WRITTEN EXERCISE: Return all entries word for word, but drop any images.

LISTED ENTRIES:
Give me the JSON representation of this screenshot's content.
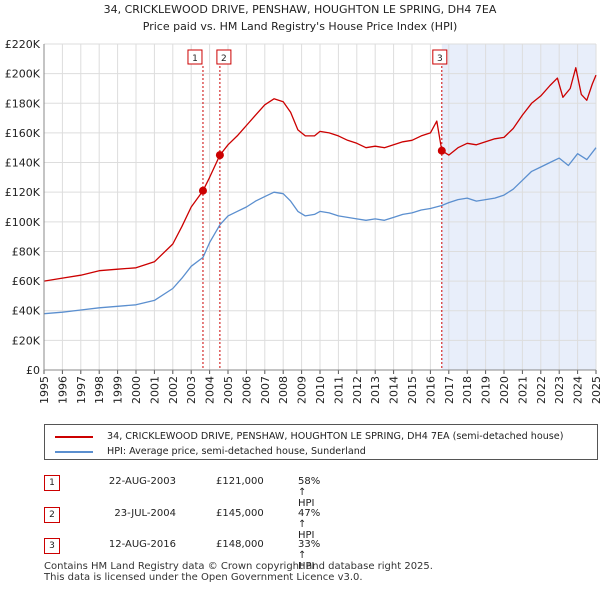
{
  "chart_data": {
    "type": "line",
    "title": "34, CRICKLEWOOD DRIVE, PENSHAW, HOUGHTON LE SPRING, DH4 7EA",
    "subtitle": "Price paid vs. HM Land Registry's House Price Index (HPI)",
    "xlim": [
      1995,
      2025
    ],
    "ylim": [
      0,
      220000
    ],
    "x_ticks": [
      "1995",
      "1996",
      "1997",
      "1998",
      "1999",
      "2000",
      "2001",
      "2002",
      "2003",
      "2004",
      "2005",
      "2006",
      "2007",
      "2008",
      "2009",
      "2010",
      "2011",
      "2012",
      "2013",
      "2014",
      "2015",
      "2016",
      "2017",
      "2018",
      "2019",
      "2020",
      "2021",
      "2022",
      "2023",
      "2024",
      "2025"
    ],
    "y_ticks": [
      {
        "value": 0,
        "label": "£0"
      },
      {
        "value": 20000,
        "label": "£20K"
      },
      {
        "value": 40000,
        "label": "£40K"
      },
      {
        "value": 60000,
        "label": "£60K"
      },
      {
        "value": 80000,
        "label": "£80K"
      },
      {
        "value": 100000,
        "label": "£100K"
      },
      {
        "value": 120000,
        "label": "£120K"
      },
      {
        "value": 140000,
        "label": "£140K"
      },
      {
        "value": 160000,
        "label": "£160K"
      },
      {
        "value": 180000,
        "label": "£180K"
      },
      {
        "value": 200000,
        "label": "£200K"
      },
      {
        "value": 220000,
        "label": "£220K"
      }
    ],
    "grid": true,
    "shaded_region": {
      "from": 2016.62,
      "to": 2025
    },
    "series": [
      {
        "name": "34, CRICKLEWOOD DRIVE, PENSHAW, HOUGHTON LE SPRING, DH4 7EA (semi-detached house)",
        "color": "#cc0000",
        "points": [
          [
            1995,
            60000
          ],
          [
            1996,
            62000
          ],
          [
            1997,
            64000
          ],
          [
            1998,
            67000
          ],
          [
            1999,
            68000
          ],
          [
            2000,
            69000
          ],
          [
            2001,
            73000
          ],
          [
            2002,
            85000
          ],
          [
            2002.5,
            97000
          ],
          [
            2003,
            110000
          ],
          [
            2003.64,
            121000
          ],
          [
            2004,
            130000
          ],
          [
            2004.56,
            145000
          ],
          [
            2005,
            152000
          ],
          [
            2005.5,
            158000
          ],
          [
            2006,
            165000
          ],
          [
            2006.5,
            172000
          ],
          [
            2007,
            179000
          ],
          [
            2007.5,
            183000
          ],
          [
            2008,
            181000
          ],
          [
            2008.4,
            174000
          ],
          [
            2008.8,
            162000
          ],
          [
            2009.2,
            158000
          ],
          [
            2009.7,
            158000
          ],
          [
            2010,
            161000
          ],
          [
            2010.5,
            160000
          ],
          [
            2011,
            158000
          ],
          [
            2011.5,
            155000
          ],
          [
            2012,
            153000
          ],
          [
            2012.5,
            150000
          ],
          [
            2013,
            151000
          ],
          [
            2013.5,
            150000
          ],
          [
            2014,
            152000
          ],
          [
            2014.5,
            154000
          ],
          [
            2015,
            155000
          ],
          [
            2015.5,
            158000
          ],
          [
            2016,
            160000
          ],
          [
            2016.35,
            168000
          ],
          [
            2016.62,
            148000
          ],
          [
            2017,
            145000
          ],
          [
            2017.5,
            150000
          ],
          [
            2018,
            153000
          ],
          [
            2018.5,
            152000
          ],
          [
            2019,
            154000
          ],
          [
            2019.5,
            156000
          ],
          [
            2020,
            157000
          ],
          [
            2020.5,
            163000
          ],
          [
            2021,
            172000
          ],
          [
            2021.5,
            180000
          ],
          [
            2022,
            185000
          ],
          [
            2022.5,
            192000
          ],
          [
            2022.9,
            197000
          ],
          [
            2023.2,
            184000
          ],
          [
            2023.6,
            190000
          ],
          [
            2023.9,
            204000
          ],
          [
            2024.2,
            186000
          ],
          [
            2024.5,
            182000
          ],
          [
            2024.8,
            193000
          ],
          [
            2025,
            199000
          ]
        ]
      },
      {
        "name": "HPI: Average price, semi-detached house, Sunderland",
        "color": "#5b8fcf",
        "points": [
          [
            1995,
            38000
          ],
          [
            1996,
            39000
          ],
          [
            1997,
            40500
          ],
          [
            1998,
            42000
          ],
          [
            1999,
            43000
          ],
          [
            2000,
            44000
          ],
          [
            2001,
            47000
          ],
          [
            2002,
            55000
          ],
          [
            2002.5,
            62000
          ],
          [
            2003,
            70000
          ],
          [
            2003.64,
            76000
          ],
          [
            2004,
            86000
          ],
          [
            2004.56,
            98000
          ],
          [
            2005,
            104000
          ],
          [
            2005.5,
            107000
          ],
          [
            2006,
            110000
          ],
          [
            2006.5,
            114000
          ],
          [
            2007,
            117000
          ],
          [
            2007.5,
            120000
          ],
          [
            2008,
            119000
          ],
          [
            2008.4,
            114000
          ],
          [
            2008.8,
            107000
          ],
          [
            2009.2,
            104000
          ],
          [
            2009.7,
            105000
          ],
          [
            2010,
            107000
          ],
          [
            2010.5,
            106000
          ],
          [
            2011,
            104000
          ],
          [
            2011.5,
            103000
          ],
          [
            2012,
            102000
          ],
          [
            2012.5,
            101000
          ],
          [
            2013,
            102000
          ],
          [
            2013.5,
            101000
          ],
          [
            2014,
            103000
          ],
          [
            2014.5,
            105000
          ],
          [
            2015,
            106000
          ],
          [
            2015.5,
            108000
          ],
          [
            2016,
            109000
          ],
          [
            2016.62,
            111000
          ],
          [
            2017,
            113000
          ],
          [
            2017.5,
            115000
          ],
          [
            2018,
            116000
          ],
          [
            2018.5,
            114000
          ],
          [
            2019,
            115000
          ],
          [
            2019.5,
            116000
          ],
          [
            2020,
            118000
          ],
          [
            2020.5,
            122000
          ],
          [
            2021,
            128000
          ],
          [
            2021.5,
            134000
          ],
          [
            2022,
            137000
          ],
          [
            2022.5,
            140000
          ],
          [
            2023,
            143000
          ],
          [
            2023.5,
            138000
          ],
          [
            2024,
            146000
          ],
          [
            2024.5,
            142000
          ],
          [
            2025,
            150000
          ]
        ]
      }
    ],
    "sales": [
      {
        "label": "1",
        "x": 2003.64,
        "value": 121000,
        "date": "22-AUG-2003",
        "price": "£121,000",
        "delta": "58% ↑ HPI"
      },
      {
        "label": "2",
        "x": 2004.56,
        "value": 145000,
        "date": "23-JUL-2004",
        "price": "£145,000",
        "delta": "47% ↑ HPI"
      },
      {
        "label": "3",
        "x": 2016.62,
        "value": 148000,
        "date": "12-AUG-2016",
        "price": "£148,000",
        "delta": "33% ↑ HPI"
      }
    ]
  },
  "legend": {
    "property_label": "34, CRICKLEWOOD DRIVE, PENSHAW, HOUGHTON LE SPRING, DH4 7EA (semi-detached house)",
    "hpi_label": "HPI: Average price, semi-detached house, Sunderland"
  },
  "footer": {
    "line1": "Contains HM Land Registry data © Crown copyright and database right 2025.",
    "line2": "This data is licensed under the Open Government Licence v3.0."
  }
}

ANSWER:
Give me the JSON representation of this screenshot's content.
{
  "chart_data": {
    "type": "line",
    "title": "34, CRICKLEWOOD DRIVE, PENSHAW, HOUGHTON LE SPRING, DH4 7EA",
    "subtitle": "Price paid vs. HM Land Registry's House Price Index (HPI)",
    "xlim": [
      1995,
      2025
    ],
    "ylim": [
      0,
      220000
    ],
    "x_ticks": [
      "1995",
      "1996",
      "1997",
      "1998",
      "1999",
      "2000",
      "2001",
      "2002",
      "2003",
      "2004",
      "2005",
      "2006",
      "2007",
      "2008",
      "2009",
      "2010",
      "2011",
      "2012",
      "2013",
      "2014",
      "2015",
      "2016",
      "2017",
      "2018",
      "2019",
      "2020",
      "2021",
      "2022",
      "2023",
      "2024",
      "2025"
    ],
    "y_ticks": [
      {
        "value": 0,
        "label": "£0"
      },
      {
        "value": 20000,
        "label": "£20K"
      },
      {
        "value": 40000,
        "label": "£40K"
      },
      {
        "value": 60000,
        "label": "£60K"
      },
      {
        "value": 80000,
        "label": "£80K"
      },
      {
        "value": 100000,
        "label": "£100K"
      },
      {
        "value": 120000,
        "label": "£120K"
      },
      {
        "value": 140000,
        "label": "£140K"
      },
      {
        "value": 160000,
        "label": "£160K"
      },
      {
        "value": 180000,
        "label": "£180K"
      },
      {
        "value": 200000,
        "label": "£200K"
      },
      {
        "value": 220000,
        "label": "£220K"
      }
    ],
    "grid": true,
    "shaded_region": {
      "from": 2016.62,
      "to": 2025
    },
    "series": [
      {
        "name": "34, CRICKLEWOOD DRIVE, PENSHAW, HOUGHTON LE SPRING, DH4 7EA (semi-detached house)",
        "color": "#cc0000",
        "points": [
          [
            1995,
            60000
          ],
          [
            1996,
            62000
          ],
          [
            1997,
            64000
          ],
          [
            1998,
            67000
          ],
          [
            1999,
            68000
          ],
          [
            2000,
            69000
          ],
          [
            2001,
            73000
          ],
          [
            2002,
            85000
          ],
          [
            2002.5,
            97000
          ],
          [
            2003,
            110000
          ],
          [
            2003.64,
            121000
          ],
          [
            2004,
            130000
          ],
          [
            2004.56,
            145000
          ],
          [
            2005,
            152000
          ],
          [
            2005.5,
            158000
          ],
          [
            2006,
            165000
          ],
          [
            2006.5,
            172000
          ],
          [
            2007,
            179000
          ],
          [
            2007.5,
            183000
          ],
          [
            2008,
            181000
          ],
          [
            2008.4,
            174000
          ],
          [
            2008.8,
            162000
          ],
          [
            2009.2,
            158000
          ],
          [
            2009.7,
            158000
          ],
          [
            2010,
            161000
          ],
          [
            2010.5,
            160000
          ],
          [
            2011,
            158000
          ],
          [
            2011.5,
            155000
          ],
          [
            2012,
            153000
          ],
          [
            2012.5,
            150000
          ],
          [
            2013,
            151000
          ],
          [
            2013.5,
            150000
          ],
          [
            2014,
            152000
          ],
          [
            2014.5,
            154000
          ],
          [
            2015,
            155000
          ],
          [
            2015.5,
            158000
          ],
          [
            2016,
            160000
          ],
          [
            2016.35,
            168000
          ],
          [
            2016.62,
            148000
          ],
          [
            2017,
            145000
          ],
          [
            2017.5,
            150000
          ],
          [
            2018,
            153000
          ],
          [
            2018.5,
            152000
          ],
          [
            2019,
            154000
          ],
          [
            2019.5,
            156000
          ],
          [
            2020,
            157000
          ],
          [
            2020.5,
            163000
          ],
          [
            2021,
            172000
          ],
          [
            2021.5,
            180000
          ],
          [
            2022,
            185000
          ],
          [
            2022.5,
            192000
          ],
          [
            2022.9,
            197000
          ],
          [
            2023.2,
            184000
          ],
          [
            2023.6,
            190000
          ],
          [
            2023.9,
            204000
          ],
          [
            2024.2,
            186000
          ],
          [
            2024.5,
            182000
          ],
          [
            2024.8,
            193000
          ],
          [
            2025,
            199000
          ]
        ]
      },
      {
        "name": "HPI: Average price, semi-detached house, Sunderland",
        "color": "#5b8fcf",
        "points": [
          [
            1995,
            38000
          ],
          [
            1996,
            39000
          ],
          [
            1997,
            40500
          ],
          [
            1998,
            42000
          ],
          [
            1999,
            43000
          ],
          [
            2000,
            44000
          ],
          [
            2001,
            47000
          ],
          [
            2002,
            55000
          ],
          [
            2002.5,
            62000
          ],
          [
            2003,
            70000
          ],
          [
            2003.64,
            76000
          ],
          [
            2004,
            86000
          ],
          [
            2004.56,
            98000
          ],
          [
            2005,
            104000
          ],
          [
            2005.5,
            107000
          ],
          [
            2006,
            110000
          ],
          [
            2006.5,
            114000
          ],
          [
            2007,
            117000
          ],
          [
            2007.5,
            120000
          ],
          [
            2008,
            119000
          ],
          [
            2008.4,
            114000
          ],
          [
            2008.8,
            107000
          ],
          [
            2009.2,
            104000
          ],
          [
            2009.7,
            105000
          ],
          [
            2010,
            107000
          ],
          [
            2010.5,
            106000
          ],
          [
            2011,
            104000
          ],
          [
            2011.5,
            103000
          ],
          [
            2012,
            102000
          ],
          [
            2012.5,
            101000
          ],
          [
            2013,
            102000
          ],
          [
            2013.5,
            101000
          ],
          [
            2014,
            103000
          ],
          [
            2014.5,
            105000
          ],
          [
            2015,
            106000
          ],
          [
            2015.5,
            108000
          ],
          [
            2016,
            109000
          ],
          [
            2016.62,
            111000
          ],
          [
            2017,
            113000
          ],
          [
            2017.5,
            115000
          ],
          [
            2018,
            116000
          ],
          [
            2018.5,
            114000
          ],
          [
            2019,
            115000
          ],
          [
            2019.5,
            116000
          ],
          [
            2020,
            118000
          ],
          [
            2020.5,
            122000
          ],
          [
            2021,
            128000
          ],
          [
            2021.5,
            134000
          ],
          [
            2022,
            137000
          ],
          [
            2022.5,
            140000
          ],
          [
            2023,
            143000
          ],
          [
            2023.5,
            138000
          ],
          [
            2024,
            146000
          ],
          [
            2024.5,
            142000
          ],
          [
            2025,
            150000
          ]
        ]
      }
    ],
    "sales": [
      {
        "label": "1",
        "x": 2003.64,
        "value": 121000,
        "date": "22-AUG-2003",
        "price": "£121,000",
        "delta": "58% ↑ HPI"
      },
      {
        "label": "2",
        "x": 2004.56,
        "value": 145000,
        "date": "23-JUL-2004",
        "price": "£145,000",
        "delta": "47% ↑ HPI"
      },
      {
        "label": "3",
        "x": 2016.62,
        "value": 148000,
        "date": "12-AUG-2016",
        "price": "£148,000",
        "delta": "33% ↑ HPI"
      }
    ]
  },
  "legend": {
    "property_label": "34, CRICKLEWOOD DRIVE, PENSHAW, HOUGHTON LE SPRING, DH4 7EA (semi-detached house)",
    "hpi_label": "HPI: Average price, semi-detached house, Sunderland"
  },
  "footer": {
    "line1": "Contains HM Land Registry data © Crown copyright and database right 2025.",
    "line2": "This data is licensed under the Open Government Licence v3.0."
  }
}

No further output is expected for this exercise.